Box coordinate lists:
•••••

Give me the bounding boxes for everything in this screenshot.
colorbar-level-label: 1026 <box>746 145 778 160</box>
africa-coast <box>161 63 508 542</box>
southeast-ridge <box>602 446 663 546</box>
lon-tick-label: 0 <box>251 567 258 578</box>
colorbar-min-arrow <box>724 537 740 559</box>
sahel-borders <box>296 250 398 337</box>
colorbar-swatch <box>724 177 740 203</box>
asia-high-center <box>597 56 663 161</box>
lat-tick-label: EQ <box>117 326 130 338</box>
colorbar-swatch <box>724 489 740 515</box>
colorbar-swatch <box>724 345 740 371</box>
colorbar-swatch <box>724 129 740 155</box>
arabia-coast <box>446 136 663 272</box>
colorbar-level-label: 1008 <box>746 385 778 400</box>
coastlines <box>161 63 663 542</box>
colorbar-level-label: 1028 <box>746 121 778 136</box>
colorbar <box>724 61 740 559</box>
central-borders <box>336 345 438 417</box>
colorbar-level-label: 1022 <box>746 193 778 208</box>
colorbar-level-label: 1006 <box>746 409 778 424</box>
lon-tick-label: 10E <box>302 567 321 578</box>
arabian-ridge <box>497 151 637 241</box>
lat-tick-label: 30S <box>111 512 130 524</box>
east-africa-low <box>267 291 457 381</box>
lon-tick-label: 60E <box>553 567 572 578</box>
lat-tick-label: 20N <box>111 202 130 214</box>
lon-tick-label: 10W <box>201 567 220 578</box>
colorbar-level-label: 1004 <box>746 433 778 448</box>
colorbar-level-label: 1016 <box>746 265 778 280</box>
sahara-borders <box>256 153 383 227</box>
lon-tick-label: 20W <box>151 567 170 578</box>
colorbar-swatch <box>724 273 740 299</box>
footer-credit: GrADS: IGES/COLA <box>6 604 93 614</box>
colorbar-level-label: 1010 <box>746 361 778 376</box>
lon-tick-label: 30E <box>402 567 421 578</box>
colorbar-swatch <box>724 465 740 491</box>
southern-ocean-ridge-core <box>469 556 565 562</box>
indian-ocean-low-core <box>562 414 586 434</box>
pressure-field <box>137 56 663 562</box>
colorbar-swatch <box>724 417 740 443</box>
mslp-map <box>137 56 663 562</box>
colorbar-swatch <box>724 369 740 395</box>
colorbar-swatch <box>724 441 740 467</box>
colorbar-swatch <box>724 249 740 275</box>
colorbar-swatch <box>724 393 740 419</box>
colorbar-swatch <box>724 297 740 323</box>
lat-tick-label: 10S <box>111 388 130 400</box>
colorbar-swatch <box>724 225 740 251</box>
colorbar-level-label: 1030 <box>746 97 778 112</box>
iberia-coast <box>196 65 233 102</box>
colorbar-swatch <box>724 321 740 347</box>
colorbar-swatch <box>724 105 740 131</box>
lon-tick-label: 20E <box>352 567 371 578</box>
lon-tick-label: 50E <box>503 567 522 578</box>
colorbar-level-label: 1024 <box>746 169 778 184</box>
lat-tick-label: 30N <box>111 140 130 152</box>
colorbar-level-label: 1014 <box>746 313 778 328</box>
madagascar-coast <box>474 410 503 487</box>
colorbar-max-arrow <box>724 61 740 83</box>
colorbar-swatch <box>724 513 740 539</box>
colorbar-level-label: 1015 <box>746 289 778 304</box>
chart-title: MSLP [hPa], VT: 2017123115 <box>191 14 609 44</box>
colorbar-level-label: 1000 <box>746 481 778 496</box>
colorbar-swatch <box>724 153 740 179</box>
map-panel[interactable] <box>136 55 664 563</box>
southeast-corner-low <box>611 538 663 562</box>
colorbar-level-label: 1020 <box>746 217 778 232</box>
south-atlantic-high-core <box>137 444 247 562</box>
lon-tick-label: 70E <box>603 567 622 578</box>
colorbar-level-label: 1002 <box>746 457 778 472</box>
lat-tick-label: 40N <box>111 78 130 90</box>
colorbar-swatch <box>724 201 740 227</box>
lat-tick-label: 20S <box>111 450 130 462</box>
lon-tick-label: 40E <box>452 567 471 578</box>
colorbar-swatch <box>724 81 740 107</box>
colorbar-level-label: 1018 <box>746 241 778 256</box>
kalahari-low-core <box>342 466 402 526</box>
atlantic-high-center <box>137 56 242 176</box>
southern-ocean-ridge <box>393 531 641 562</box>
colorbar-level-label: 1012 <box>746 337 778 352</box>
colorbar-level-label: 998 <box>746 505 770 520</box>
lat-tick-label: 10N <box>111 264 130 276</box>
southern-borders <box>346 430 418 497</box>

•••••

YOUR INSTRUCTIONS: Rewrite the material, renaming every "lat-tick-label" to "latitude-label" and leaving everything else unchanged.

WRITTEN ANSWER:
Give me the bounding boxes for everything in this screenshot.
colorbar-level-label: 1026 <box>746 145 778 160</box>
africa-coast <box>161 63 508 542</box>
southeast-ridge <box>602 446 663 546</box>
lon-tick-label: 0 <box>251 567 258 578</box>
colorbar-min-arrow <box>724 537 740 559</box>
sahel-borders <box>296 250 398 337</box>
colorbar-swatch <box>724 177 740 203</box>
asia-high-center <box>597 56 663 161</box>
latitude-label: EQ <box>117 326 130 338</box>
colorbar-swatch <box>724 489 740 515</box>
colorbar-swatch <box>724 345 740 371</box>
colorbar-swatch <box>724 129 740 155</box>
arabia-coast <box>446 136 663 272</box>
colorbar-level-label: 1008 <box>746 385 778 400</box>
coastlines <box>161 63 663 542</box>
colorbar-level-label: 1028 <box>746 121 778 136</box>
colorbar <box>724 61 740 559</box>
central-borders <box>336 345 438 417</box>
colorbar-level-label: 1022 <box>746 193 778 208</box>
colorbar-level-label: 1006 <box>746 409 778 424</box>
lon-tick-label: 10E <box>302 567 321 578</box>
arabian-ridge <box>497 151 637 241</box>
latitude-label: 30S <box>111 512 130 524</box>
east-africa-low <box>267 291 457 381</box>
lon-tick-label: 60E <box>553 567 572 578</box>
latitude-label: 20N <box>111 202 130 214</box>
lon-tick-label: 10W <box>201 567 220 578</box>
colorbar-level-label: 1004 <box>746 433 778 448</box>
colorbar-level-label: 1016 <box>746 265 778 280</box>
sahara-borders <box>256 153 383 227</box>
lon-tick-label: 20W <box>151 567 170 578</box>
colorbar-swatch <box>724 273 740 299</box>
footer-credit: GrADS: IGES/COLA <box>6 604 93 614</box>
colorbar-level-label: 1010 <box>746 361 778 376</box>
lon-tick-label: 30E <box>402 567 421 578</box>
colorbar-swatch <box>724 465 740 491</box>
southern-ocean-ridge-core <box>469 556 565 562</box>
indian-ocean-low-core <box>562 414 586 434</box>
pressure-field <box>137 56 663 562</box>
colorbar-swatch <box>724 417 740 443</box>
mslp-map <box>137 56 663 562</box>
colorbar-swatch <box>724 369 740 395</box>
colorbar-swatch <box>724 441 740 467</box>
colorbar-swatch <box>724 249 740 275</box>
colorbar-swatch <box>724 393 740 419</box>
colorbar-swatch <box>724 297 740 323</box>
latitude-label: 10S <box>111 388 130 400</box>
colorbar-swatch <box>724 225 740 251</box>
colorbar-level-label: 1030 <box>746 97 778 112</box>
iberia-coast <box>196 65 233 102</box>
colorbar-swatch <box>724 321 740 347</box>
colorbar-swatch <box>724 105 740 131</box>
lon-tick-label: 20E <box>352 567 371 578</box>
lon-tick-label: 50E <box>503 567 522 578</box>
colorbar-level-label: 1024 <box>746 169 778 184</box>
latitude-label: 30N <box>111 140 130 152</box>
colorbar-level-label: 1014 <box>746 313 778 328</box>
madagascar-coast <box>474 410 503 487</box>
colorbar-max-arrow <box>724 61 740 83</box>
colorbar-swatch <box>724 513 740 539</box>
colorbar-level-label: 1015 <box>746 289 778 304</box>
chart-title: MSLP [hPa], VT: 2017123115 <box>191 14 609 44</box>
colorbar-level-label: 1000 <box>746 481 778 496</box>
colorbar-swatch <box>724 153 740 179</box>
map-panel[interactable] <box>136 55 664 563</box>
southeast-corner-low <box>611 538 663 562</box>
colorbar-level-label: 1020 <box>746 217 778 232</box>
south-atlantic-high-core <box>137 444 247 562</box>
lon-tick-label: 70E <box>603 567 622 578</box>
colorbar-level-label: 1002 <box>746 457 778 472</box>
latitude-label: 40N <box>111 78 130 90</box>
colorbar-swatch <box>724 201 740 227</box>
latitude-label: 20S <box>111 450 130 462</box>
lon-tick-label: 40E <box>452 567 471 578</box>
colorbar-swatch <box>724 81 740 107</box>
colorbar-level-label: 1018 <box>746 241 778 256</box>
kalahari-low-core <box>342 466 402 526</box>
atlantic-high-center <box>137 56 242 176</box>
southern-ocean-ridge <box>393 531 641 562</box>
colorbar-level-label: 1012 <box>746 337 778 352</box>
colorbar-level-label: 998 <box>746 505 770 520</box>
latitude-label: 10N <box>111 264 130 276</box>
southern-borders <box>346 430 418 497</box>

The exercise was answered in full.